__INPUT MATERIAL__.
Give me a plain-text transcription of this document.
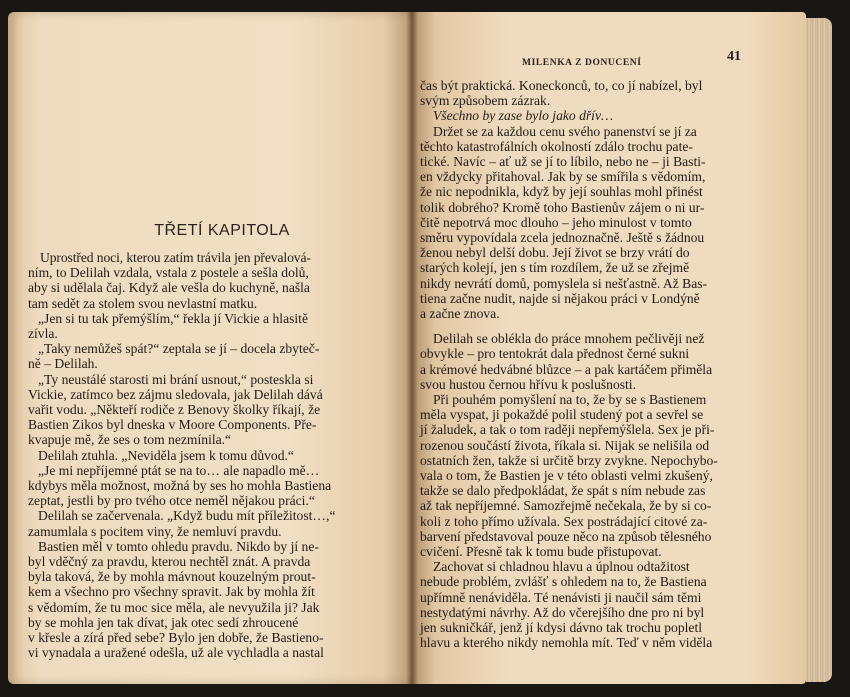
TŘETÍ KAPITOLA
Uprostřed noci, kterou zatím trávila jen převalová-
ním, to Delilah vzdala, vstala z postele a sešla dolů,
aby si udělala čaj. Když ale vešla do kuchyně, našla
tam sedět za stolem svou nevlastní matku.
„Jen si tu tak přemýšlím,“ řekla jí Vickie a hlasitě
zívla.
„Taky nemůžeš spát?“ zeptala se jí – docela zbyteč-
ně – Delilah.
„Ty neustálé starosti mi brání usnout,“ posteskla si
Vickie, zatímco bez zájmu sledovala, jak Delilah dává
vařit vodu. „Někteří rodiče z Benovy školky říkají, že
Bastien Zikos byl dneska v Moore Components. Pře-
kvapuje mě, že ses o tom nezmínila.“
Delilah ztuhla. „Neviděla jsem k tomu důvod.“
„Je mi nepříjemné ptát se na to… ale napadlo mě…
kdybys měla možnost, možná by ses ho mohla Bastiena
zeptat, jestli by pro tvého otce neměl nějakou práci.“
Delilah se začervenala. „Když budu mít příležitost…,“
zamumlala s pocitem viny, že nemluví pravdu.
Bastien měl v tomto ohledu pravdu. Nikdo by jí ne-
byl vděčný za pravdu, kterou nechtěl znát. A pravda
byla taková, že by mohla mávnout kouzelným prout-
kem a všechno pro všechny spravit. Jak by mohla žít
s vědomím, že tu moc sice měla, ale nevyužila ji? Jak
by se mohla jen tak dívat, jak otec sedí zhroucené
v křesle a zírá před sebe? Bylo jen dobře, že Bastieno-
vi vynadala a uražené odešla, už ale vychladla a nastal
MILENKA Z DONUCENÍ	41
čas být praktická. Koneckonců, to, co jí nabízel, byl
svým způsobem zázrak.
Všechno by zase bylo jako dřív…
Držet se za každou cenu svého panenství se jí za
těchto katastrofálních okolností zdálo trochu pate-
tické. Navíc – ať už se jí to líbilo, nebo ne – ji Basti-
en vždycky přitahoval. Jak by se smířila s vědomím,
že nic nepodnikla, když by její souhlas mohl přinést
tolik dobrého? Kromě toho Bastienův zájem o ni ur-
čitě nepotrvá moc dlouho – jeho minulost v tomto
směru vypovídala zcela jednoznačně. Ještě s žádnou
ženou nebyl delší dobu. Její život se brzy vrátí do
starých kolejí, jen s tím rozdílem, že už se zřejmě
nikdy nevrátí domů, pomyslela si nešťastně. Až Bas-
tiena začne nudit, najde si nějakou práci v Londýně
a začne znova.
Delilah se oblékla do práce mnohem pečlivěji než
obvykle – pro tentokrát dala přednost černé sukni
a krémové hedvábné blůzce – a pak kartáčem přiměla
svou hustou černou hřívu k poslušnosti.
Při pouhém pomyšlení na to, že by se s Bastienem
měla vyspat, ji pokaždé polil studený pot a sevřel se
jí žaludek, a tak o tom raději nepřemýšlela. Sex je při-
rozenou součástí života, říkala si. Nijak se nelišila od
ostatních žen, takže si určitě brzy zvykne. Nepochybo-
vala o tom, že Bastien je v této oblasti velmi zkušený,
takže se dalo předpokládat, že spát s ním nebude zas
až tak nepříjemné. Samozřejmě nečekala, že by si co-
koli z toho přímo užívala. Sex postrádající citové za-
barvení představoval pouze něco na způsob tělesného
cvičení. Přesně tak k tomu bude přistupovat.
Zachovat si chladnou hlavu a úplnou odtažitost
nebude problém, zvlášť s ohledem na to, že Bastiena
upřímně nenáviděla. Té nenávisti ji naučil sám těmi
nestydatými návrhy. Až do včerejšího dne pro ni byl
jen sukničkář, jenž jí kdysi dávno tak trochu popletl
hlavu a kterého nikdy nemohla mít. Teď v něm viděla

...

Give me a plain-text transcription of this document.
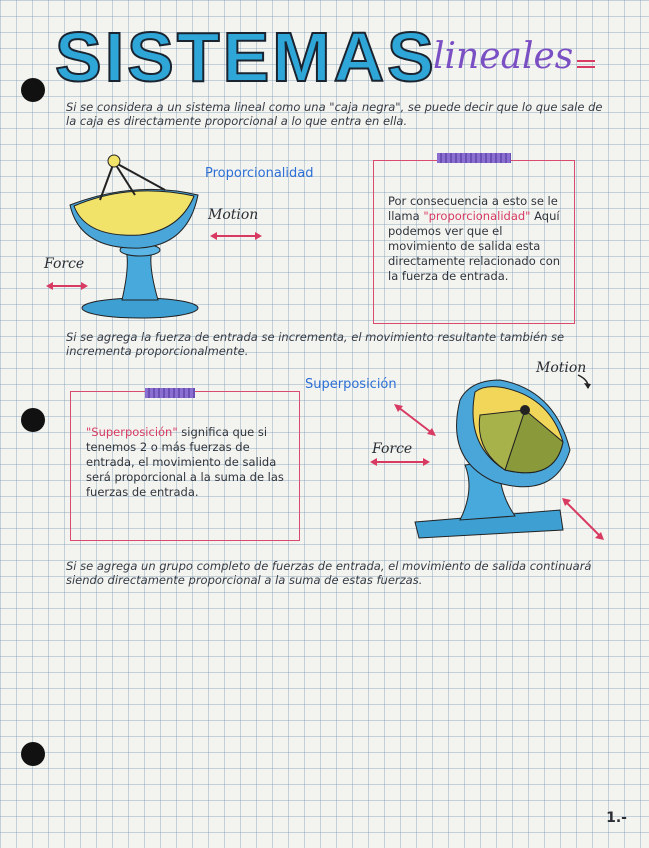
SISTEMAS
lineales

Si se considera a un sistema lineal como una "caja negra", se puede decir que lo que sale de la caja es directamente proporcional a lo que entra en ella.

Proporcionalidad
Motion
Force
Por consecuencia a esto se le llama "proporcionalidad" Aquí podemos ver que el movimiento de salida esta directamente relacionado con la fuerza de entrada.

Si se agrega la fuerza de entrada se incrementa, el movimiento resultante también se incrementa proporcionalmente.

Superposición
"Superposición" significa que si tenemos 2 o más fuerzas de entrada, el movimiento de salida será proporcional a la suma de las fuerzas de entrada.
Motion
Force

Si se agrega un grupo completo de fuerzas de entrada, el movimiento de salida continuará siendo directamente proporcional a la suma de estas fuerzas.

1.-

__EXERCISE AIM__.
Scan the material for lines with the word "začne", and copy each line you find.

__OUTPUT__.
tiena začne nudit, najde si nějakou práci v Londýně
a začne znova.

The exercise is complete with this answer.